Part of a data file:
★ ★ ★ ★ ★ ★ ★

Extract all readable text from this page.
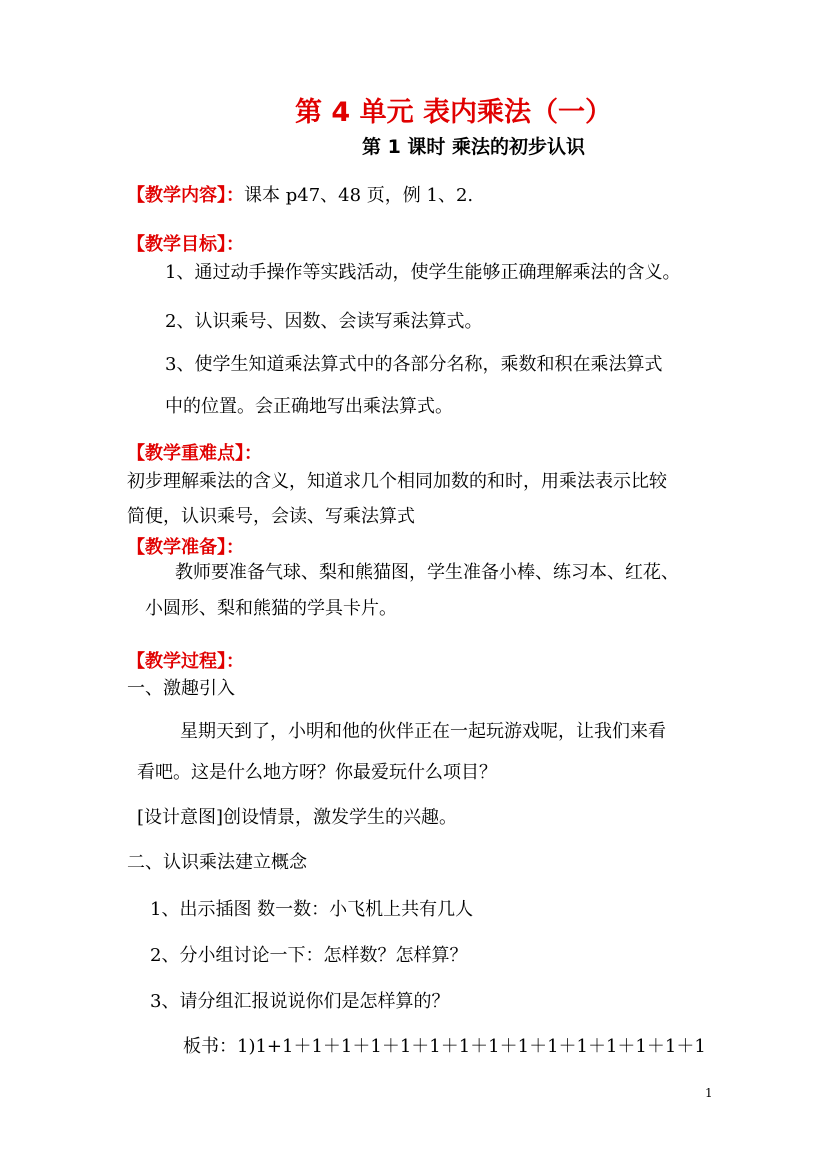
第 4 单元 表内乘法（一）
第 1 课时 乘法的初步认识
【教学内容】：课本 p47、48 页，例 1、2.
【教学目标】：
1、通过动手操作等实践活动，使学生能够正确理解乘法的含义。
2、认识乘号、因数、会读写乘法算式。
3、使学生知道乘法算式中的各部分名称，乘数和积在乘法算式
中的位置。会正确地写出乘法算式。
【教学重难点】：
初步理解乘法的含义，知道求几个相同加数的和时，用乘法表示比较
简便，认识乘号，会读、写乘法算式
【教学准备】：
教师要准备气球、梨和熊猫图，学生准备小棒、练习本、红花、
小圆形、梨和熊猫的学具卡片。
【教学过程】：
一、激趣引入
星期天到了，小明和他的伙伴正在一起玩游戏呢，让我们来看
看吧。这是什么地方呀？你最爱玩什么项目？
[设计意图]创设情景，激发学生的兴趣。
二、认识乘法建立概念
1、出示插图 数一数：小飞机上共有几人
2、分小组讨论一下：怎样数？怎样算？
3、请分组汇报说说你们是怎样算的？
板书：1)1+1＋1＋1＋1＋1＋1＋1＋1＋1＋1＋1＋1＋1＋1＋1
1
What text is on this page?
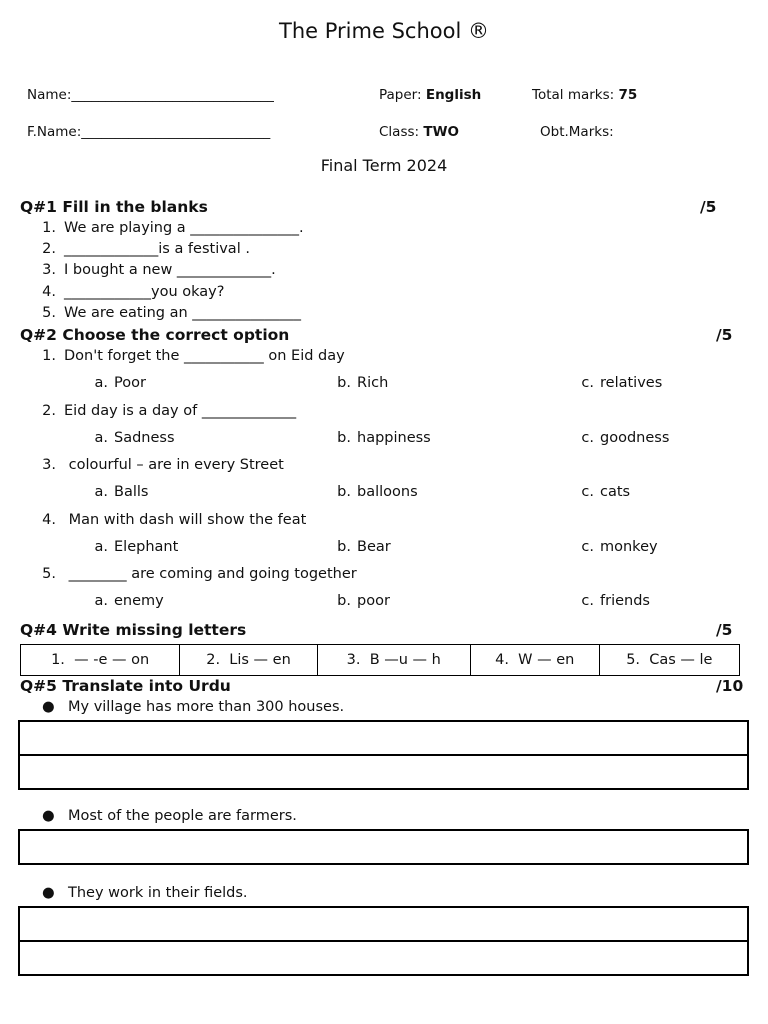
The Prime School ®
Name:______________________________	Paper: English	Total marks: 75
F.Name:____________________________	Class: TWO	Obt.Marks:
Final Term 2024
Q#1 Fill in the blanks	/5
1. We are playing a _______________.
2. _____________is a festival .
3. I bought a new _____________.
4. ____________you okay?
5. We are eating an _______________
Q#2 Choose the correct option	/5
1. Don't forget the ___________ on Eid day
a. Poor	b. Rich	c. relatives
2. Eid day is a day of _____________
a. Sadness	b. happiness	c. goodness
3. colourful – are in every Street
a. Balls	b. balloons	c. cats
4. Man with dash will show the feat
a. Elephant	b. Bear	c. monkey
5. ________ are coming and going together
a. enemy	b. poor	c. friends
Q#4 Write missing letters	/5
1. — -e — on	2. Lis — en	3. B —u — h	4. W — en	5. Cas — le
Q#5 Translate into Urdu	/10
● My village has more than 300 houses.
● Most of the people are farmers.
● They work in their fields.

★ ★ ★ ★ ★ ★ ★

Work to complete → Only the number is wanted: how many lines in the preceding entries hold the string "this"?

Finished answer → 2